▶ What the task requires
Work through the records that follow and return each line containing the word "stemmen".

^^^^^^^^^^^^^^^^

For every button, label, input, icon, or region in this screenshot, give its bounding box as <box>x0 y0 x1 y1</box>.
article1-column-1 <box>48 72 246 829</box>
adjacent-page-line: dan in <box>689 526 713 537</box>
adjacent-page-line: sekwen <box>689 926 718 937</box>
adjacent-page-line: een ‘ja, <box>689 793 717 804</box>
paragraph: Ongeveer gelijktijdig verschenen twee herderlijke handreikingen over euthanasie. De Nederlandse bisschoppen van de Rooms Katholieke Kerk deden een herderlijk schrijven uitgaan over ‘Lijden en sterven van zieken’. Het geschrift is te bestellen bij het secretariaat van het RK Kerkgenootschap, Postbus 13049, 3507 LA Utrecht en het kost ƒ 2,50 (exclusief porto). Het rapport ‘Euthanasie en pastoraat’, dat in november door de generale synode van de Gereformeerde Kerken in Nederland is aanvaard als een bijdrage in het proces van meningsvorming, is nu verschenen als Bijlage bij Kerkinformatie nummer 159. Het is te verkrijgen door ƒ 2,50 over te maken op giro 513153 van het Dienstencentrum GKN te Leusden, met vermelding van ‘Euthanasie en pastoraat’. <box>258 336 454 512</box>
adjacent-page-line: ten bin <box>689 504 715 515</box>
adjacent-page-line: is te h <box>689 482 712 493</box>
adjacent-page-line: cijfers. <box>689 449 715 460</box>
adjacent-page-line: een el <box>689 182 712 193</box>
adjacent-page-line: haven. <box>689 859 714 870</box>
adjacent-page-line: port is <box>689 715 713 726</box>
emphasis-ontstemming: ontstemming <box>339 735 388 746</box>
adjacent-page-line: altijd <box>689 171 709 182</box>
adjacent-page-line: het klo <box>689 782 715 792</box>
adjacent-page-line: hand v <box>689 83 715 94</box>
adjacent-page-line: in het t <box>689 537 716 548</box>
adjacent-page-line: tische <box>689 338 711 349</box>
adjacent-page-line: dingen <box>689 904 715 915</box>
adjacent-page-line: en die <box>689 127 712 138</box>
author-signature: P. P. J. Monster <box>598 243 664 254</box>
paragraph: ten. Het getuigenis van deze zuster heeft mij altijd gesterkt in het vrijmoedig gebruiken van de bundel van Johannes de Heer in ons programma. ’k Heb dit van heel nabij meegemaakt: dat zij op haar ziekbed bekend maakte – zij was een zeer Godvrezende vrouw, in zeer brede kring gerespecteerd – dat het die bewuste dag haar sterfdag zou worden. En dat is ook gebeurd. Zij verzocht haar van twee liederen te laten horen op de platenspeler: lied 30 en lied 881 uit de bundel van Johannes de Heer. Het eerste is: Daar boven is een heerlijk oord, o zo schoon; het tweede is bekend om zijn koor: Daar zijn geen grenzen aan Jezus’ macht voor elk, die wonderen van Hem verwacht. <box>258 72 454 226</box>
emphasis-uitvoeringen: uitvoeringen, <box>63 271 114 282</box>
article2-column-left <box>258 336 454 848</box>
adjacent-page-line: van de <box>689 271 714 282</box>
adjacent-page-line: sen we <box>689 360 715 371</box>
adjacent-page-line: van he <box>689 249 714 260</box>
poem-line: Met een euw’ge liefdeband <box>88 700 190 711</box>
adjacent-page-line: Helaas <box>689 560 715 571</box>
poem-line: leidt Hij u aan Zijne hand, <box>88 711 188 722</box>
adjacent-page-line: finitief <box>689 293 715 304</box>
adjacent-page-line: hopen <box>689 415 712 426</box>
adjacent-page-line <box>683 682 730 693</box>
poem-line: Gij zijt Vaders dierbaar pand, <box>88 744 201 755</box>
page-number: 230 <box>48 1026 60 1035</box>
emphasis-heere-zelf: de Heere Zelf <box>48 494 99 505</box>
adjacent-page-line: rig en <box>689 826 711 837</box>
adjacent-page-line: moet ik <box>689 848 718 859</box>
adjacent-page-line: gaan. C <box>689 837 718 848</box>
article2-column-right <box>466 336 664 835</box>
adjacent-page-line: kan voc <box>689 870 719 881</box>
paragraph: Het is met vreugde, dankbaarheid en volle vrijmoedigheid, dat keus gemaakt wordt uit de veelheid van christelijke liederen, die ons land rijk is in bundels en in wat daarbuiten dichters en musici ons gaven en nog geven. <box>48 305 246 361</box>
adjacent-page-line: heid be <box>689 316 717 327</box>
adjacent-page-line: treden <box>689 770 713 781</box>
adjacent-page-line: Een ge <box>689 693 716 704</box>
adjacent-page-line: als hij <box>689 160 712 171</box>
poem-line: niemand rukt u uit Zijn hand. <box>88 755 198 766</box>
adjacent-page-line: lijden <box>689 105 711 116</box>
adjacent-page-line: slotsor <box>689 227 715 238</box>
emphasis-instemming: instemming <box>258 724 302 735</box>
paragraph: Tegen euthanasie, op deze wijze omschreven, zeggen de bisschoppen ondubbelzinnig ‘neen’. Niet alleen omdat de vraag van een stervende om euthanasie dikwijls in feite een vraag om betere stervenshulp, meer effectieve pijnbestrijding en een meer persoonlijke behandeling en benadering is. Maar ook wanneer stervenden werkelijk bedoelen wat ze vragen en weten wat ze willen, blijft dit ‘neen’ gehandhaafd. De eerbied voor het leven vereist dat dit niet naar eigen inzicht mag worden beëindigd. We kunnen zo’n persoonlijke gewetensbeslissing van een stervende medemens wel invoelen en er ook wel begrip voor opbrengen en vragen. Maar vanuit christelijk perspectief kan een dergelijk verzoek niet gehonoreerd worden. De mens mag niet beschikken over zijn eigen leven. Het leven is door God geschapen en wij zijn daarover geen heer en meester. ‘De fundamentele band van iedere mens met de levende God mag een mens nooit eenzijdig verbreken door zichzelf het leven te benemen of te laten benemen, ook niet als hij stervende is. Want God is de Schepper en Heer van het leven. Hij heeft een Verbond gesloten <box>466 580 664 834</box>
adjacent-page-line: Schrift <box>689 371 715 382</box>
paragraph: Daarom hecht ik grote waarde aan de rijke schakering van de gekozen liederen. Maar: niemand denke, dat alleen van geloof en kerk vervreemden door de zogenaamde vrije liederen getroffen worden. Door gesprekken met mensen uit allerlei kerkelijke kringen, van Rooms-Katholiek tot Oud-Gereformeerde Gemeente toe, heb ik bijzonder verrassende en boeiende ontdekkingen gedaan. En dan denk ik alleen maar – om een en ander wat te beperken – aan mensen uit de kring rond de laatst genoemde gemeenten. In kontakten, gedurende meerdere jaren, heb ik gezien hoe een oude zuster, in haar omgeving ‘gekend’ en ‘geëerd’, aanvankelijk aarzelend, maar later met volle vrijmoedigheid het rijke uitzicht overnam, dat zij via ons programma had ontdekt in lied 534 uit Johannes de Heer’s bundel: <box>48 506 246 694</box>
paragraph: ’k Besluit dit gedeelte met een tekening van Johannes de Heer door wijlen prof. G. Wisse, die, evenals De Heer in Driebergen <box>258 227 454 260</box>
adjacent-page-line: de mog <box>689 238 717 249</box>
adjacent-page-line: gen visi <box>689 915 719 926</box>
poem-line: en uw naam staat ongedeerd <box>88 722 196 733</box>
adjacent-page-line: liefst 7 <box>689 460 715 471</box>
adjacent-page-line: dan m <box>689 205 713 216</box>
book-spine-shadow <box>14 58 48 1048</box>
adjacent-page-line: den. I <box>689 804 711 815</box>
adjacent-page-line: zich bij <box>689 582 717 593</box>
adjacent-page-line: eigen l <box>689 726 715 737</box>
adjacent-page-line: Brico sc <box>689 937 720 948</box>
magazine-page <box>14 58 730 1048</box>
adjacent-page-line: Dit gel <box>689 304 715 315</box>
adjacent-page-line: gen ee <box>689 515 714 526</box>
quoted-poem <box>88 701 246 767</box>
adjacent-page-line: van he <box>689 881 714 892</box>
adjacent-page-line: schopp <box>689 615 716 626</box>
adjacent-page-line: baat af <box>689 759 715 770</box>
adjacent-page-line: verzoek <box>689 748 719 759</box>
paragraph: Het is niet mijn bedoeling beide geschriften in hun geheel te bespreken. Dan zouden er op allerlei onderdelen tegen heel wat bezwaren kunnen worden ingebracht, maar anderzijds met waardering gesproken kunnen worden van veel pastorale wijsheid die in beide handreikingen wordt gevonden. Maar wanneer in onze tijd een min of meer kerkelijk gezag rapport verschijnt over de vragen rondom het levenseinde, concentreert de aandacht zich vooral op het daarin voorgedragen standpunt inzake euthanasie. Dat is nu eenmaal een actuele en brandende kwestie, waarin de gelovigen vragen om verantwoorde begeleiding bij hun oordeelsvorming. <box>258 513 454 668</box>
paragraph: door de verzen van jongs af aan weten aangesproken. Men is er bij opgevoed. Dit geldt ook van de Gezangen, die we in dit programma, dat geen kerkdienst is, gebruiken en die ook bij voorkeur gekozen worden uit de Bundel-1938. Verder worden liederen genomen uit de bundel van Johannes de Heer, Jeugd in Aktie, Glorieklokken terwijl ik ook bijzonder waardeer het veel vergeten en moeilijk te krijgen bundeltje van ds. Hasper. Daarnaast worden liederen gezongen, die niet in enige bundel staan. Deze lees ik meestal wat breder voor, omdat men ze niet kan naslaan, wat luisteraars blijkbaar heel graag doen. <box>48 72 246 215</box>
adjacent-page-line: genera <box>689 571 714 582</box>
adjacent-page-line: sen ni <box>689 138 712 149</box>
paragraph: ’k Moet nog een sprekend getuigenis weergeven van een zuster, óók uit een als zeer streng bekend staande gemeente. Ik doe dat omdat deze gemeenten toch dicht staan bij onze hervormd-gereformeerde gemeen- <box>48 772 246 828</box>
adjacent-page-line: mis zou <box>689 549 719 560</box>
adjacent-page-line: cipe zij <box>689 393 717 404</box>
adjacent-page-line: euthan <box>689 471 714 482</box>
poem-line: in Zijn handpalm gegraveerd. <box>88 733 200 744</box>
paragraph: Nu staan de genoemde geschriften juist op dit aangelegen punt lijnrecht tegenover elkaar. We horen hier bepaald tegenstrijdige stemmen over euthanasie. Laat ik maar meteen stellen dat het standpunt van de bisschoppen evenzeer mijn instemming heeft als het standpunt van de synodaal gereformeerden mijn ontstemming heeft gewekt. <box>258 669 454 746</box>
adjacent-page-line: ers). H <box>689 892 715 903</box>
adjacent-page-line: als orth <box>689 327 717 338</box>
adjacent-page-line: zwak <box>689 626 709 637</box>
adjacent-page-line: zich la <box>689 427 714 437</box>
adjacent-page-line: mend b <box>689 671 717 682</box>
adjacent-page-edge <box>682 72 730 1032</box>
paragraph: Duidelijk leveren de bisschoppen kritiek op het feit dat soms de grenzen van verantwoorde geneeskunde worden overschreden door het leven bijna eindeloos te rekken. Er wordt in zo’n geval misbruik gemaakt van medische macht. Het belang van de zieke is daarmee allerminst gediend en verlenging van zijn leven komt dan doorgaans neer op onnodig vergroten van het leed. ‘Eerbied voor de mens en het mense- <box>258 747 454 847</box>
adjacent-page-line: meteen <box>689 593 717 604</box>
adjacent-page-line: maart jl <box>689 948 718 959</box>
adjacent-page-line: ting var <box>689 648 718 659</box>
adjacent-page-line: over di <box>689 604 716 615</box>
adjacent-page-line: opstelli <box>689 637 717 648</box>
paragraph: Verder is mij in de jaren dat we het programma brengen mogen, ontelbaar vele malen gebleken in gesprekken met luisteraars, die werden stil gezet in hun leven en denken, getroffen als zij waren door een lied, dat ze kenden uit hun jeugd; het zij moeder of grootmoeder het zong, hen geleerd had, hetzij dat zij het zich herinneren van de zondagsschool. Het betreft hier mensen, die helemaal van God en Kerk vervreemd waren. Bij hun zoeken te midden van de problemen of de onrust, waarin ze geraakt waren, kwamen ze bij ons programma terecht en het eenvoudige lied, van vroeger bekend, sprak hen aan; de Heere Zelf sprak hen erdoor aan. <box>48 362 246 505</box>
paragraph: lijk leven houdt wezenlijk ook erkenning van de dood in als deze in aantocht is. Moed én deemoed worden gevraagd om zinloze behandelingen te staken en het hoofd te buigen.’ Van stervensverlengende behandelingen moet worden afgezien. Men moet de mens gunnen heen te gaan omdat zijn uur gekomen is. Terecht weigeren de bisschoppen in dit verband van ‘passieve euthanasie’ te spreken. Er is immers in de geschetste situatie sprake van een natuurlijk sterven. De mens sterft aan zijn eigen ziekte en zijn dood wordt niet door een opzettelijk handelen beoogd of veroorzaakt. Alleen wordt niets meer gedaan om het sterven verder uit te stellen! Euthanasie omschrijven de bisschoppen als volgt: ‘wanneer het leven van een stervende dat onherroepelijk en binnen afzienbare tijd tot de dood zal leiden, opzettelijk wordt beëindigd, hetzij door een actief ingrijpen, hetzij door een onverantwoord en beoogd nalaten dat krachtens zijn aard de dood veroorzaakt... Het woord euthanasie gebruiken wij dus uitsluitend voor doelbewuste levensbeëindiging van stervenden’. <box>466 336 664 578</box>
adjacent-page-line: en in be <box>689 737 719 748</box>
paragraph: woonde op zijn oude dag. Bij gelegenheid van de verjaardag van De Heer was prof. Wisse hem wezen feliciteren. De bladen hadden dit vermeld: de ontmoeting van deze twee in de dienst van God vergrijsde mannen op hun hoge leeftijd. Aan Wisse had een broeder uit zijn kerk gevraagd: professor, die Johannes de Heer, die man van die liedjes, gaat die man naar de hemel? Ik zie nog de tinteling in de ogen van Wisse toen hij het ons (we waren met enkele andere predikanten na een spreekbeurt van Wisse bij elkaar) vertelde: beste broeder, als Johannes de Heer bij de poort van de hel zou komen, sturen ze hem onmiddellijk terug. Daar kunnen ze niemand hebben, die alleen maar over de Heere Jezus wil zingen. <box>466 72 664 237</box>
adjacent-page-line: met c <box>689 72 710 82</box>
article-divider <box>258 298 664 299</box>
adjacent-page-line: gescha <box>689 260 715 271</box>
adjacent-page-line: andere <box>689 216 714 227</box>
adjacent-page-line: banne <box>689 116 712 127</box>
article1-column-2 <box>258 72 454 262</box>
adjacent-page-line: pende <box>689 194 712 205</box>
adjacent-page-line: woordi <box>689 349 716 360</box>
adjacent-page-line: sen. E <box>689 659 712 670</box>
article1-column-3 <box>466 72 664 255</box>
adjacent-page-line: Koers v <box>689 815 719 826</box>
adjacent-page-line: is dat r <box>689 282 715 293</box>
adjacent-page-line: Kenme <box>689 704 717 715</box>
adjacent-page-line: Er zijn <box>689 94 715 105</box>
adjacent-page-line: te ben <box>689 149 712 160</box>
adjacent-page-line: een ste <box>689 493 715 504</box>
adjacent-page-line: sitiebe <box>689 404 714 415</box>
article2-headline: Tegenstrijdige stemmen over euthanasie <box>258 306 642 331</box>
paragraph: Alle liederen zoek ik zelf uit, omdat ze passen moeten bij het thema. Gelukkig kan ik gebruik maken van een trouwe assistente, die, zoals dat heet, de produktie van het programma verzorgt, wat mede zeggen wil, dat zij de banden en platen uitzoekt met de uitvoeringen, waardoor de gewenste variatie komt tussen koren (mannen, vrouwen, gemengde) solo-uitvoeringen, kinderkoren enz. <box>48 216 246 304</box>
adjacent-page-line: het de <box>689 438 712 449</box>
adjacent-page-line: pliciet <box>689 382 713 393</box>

^^^^^^^^^^^^^^^^

▶ Result for this exercise
paragraph: Nu staan de genoemde geschriften juist op dit aangelegen punt lijnrecht tegenover elkaar. We horen hier bepaald tegenstrijdige stemmen over euthanasie. Laat ik maar meteen stellen dat het standpunt van de bisschoppen evenzeer mijn instemming heeft als het standpunt van de synodaal gereformeerden mijn ontstemming heeft gewekt. <box>258 669 454 746</box>
article2-headline: Tegenstrijdige stemmen over euthanasie <box>258 306 642 331</box>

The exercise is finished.